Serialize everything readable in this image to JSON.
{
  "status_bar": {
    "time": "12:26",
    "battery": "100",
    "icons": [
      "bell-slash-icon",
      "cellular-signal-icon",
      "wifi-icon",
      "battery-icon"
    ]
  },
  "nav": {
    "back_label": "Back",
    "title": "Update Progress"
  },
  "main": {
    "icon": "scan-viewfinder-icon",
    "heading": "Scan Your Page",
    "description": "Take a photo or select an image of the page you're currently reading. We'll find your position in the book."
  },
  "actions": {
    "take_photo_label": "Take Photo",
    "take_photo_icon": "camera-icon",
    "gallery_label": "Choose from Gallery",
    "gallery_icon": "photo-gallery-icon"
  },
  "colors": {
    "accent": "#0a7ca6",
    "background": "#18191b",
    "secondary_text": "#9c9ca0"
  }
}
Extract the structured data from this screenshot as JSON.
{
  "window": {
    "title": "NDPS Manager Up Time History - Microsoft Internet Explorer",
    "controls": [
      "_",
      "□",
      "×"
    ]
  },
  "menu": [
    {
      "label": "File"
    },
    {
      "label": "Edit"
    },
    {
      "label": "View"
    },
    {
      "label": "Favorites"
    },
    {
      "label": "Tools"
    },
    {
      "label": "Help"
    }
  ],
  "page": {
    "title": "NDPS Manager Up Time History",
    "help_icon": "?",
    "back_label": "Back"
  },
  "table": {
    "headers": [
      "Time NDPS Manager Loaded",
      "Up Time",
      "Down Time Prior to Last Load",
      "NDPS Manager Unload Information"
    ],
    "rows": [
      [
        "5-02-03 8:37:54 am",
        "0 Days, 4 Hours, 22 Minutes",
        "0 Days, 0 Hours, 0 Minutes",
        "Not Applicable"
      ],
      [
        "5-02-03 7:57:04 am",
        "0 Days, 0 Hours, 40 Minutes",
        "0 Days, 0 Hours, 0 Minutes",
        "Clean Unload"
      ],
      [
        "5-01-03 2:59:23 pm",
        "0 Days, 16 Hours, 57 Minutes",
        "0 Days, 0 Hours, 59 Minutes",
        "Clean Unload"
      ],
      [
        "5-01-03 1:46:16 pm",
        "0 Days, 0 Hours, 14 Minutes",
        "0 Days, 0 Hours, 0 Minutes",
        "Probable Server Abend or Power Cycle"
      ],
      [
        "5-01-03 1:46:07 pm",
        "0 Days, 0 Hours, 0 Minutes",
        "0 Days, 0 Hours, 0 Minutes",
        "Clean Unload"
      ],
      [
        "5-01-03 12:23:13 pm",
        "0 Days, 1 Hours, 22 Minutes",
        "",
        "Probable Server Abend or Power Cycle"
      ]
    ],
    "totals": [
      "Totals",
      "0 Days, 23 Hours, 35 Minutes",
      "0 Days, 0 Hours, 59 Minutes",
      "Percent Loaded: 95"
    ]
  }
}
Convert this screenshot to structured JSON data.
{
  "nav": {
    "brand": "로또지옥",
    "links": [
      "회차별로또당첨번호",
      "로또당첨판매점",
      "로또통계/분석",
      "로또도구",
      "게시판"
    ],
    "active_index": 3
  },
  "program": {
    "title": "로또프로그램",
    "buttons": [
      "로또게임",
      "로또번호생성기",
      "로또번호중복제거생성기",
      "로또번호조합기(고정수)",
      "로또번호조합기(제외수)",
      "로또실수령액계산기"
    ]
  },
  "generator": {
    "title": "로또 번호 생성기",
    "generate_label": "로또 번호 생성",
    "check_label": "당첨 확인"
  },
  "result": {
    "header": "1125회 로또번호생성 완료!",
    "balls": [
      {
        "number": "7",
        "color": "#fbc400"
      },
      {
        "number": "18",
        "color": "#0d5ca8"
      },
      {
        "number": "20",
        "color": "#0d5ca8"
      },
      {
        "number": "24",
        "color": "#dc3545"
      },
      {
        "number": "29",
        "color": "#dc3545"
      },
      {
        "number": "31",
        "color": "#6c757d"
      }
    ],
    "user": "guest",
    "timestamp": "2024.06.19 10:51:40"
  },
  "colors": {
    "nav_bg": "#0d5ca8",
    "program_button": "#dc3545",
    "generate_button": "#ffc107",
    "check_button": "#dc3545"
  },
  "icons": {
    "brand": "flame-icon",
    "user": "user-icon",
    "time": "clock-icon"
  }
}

§ **WORK TO DO**:
Locate all lines that include the word "History" and copy them out.

§ **COMPLETE OUTPUT**:
    "title": "NDPS Manager Up Time History - Microsoft Internet Explorer",
    "title": "NDPS Manager Up Time History",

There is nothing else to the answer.